-------- Records for this task --------

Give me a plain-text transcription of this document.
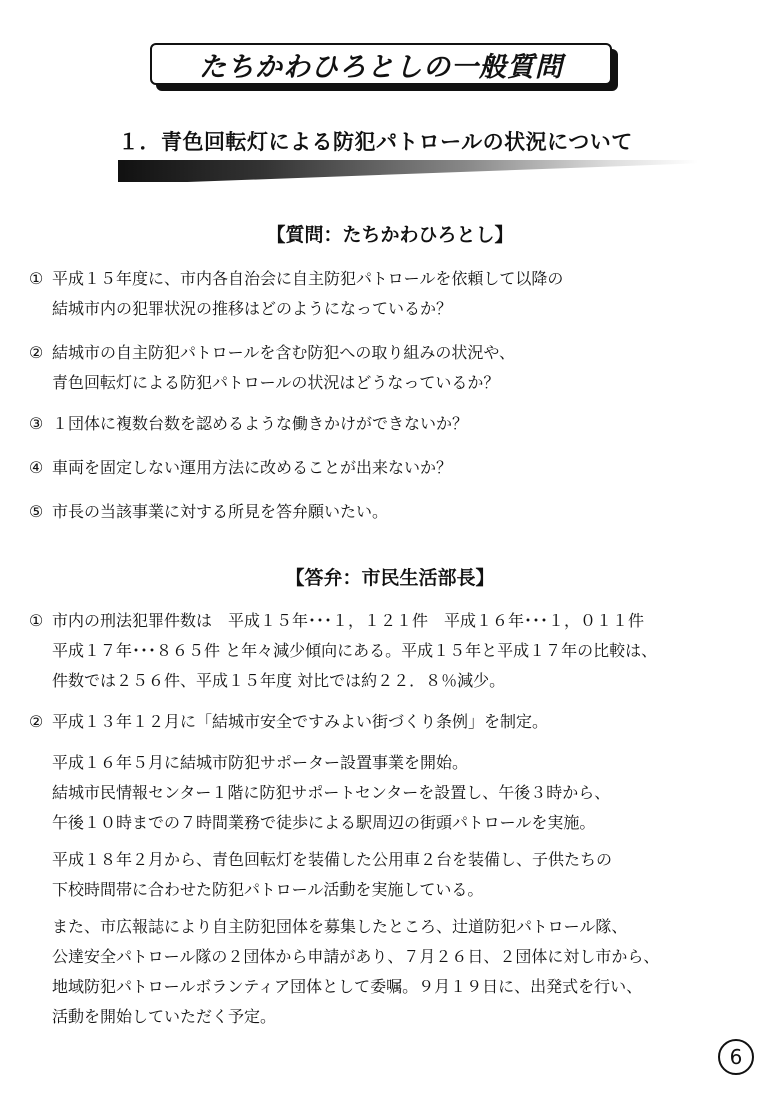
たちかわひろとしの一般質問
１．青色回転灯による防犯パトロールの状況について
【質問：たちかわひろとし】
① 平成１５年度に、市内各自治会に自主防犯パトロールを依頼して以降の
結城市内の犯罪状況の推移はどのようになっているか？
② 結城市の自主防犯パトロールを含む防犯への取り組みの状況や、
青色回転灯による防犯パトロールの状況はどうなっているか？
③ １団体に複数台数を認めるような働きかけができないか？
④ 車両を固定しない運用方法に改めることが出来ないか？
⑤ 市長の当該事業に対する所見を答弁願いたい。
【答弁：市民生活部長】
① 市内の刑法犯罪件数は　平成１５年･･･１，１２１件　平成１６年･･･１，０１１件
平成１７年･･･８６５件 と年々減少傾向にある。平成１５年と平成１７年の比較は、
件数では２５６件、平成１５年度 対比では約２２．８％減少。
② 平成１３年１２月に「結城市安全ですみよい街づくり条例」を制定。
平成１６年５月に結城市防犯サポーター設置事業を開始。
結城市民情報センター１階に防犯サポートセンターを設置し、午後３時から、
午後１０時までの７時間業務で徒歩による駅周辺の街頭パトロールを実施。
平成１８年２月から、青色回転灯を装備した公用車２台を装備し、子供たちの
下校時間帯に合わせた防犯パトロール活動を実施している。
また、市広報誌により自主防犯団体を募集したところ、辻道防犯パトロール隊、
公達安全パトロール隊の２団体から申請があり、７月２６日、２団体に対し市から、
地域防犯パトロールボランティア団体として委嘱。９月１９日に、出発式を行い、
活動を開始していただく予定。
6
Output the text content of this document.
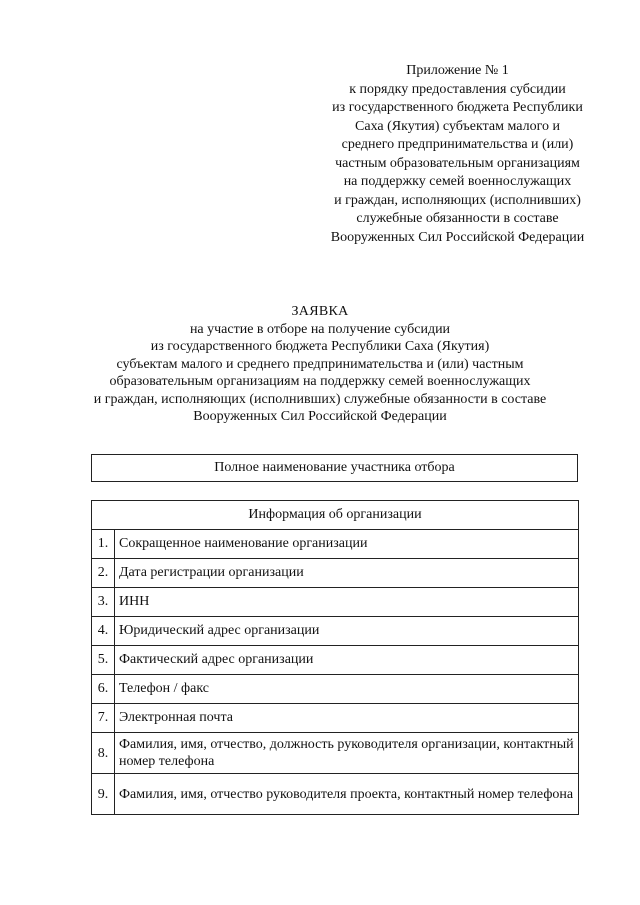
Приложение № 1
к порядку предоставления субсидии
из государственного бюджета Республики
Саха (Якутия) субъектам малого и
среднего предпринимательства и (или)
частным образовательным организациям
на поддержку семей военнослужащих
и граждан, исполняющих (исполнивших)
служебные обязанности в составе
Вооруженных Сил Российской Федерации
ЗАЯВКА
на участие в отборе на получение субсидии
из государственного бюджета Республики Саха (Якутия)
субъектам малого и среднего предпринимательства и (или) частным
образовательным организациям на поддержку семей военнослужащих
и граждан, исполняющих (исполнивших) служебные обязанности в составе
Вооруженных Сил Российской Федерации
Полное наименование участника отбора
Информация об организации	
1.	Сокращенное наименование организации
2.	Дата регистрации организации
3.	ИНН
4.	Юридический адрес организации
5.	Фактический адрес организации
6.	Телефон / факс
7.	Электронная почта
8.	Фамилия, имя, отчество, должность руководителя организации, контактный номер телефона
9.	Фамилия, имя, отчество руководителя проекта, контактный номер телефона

--------

## Given request
Output the line containing "Output the text content of this document." and each line after it, through the end of the material, exactly as given. No pictures belong in the output.

## The result
Output the text content of this document.
Приложение № 1
к порядку предоставления субсидии
из государственного бюджета Республики
Саха (Якутия) субъектам малого и
среднего предпринимательства и (или)
частным образовательным организациям
на поддержку семей военнослужащих
и граждан, исполняющих (исполнивших)
служебные обязанности в составе
Вооруженных Сил Российской Федерации
ЗАЯВКА
на участие в отборе на получение субсидии
из государственного бюджета Республики Саха (Якутия)
субъектам малого и среднего предпринимательства и (или) частным
образовательным организациям на поддержку семей военнослужащих
и граждан, исполняющих (исполнивших) служебные обязанности в составе
Вооруженных Сил Российской Федерации
Полное наименование участника отбора
Информация об организации	
1.	Сокращенное наименование организации
2.	Дата регистрации организации
3.	ИНН
4.	Юридический адрес организации
5.	Фактический адрес организации
6.	Телефон / факс
7.	Электронная почта
8.	Фамилия, имя, отчество, должность руководителя организации, контактный номер телефона
9.	Фамилия, имя, отчество руководителя проекта, контактный номер телефона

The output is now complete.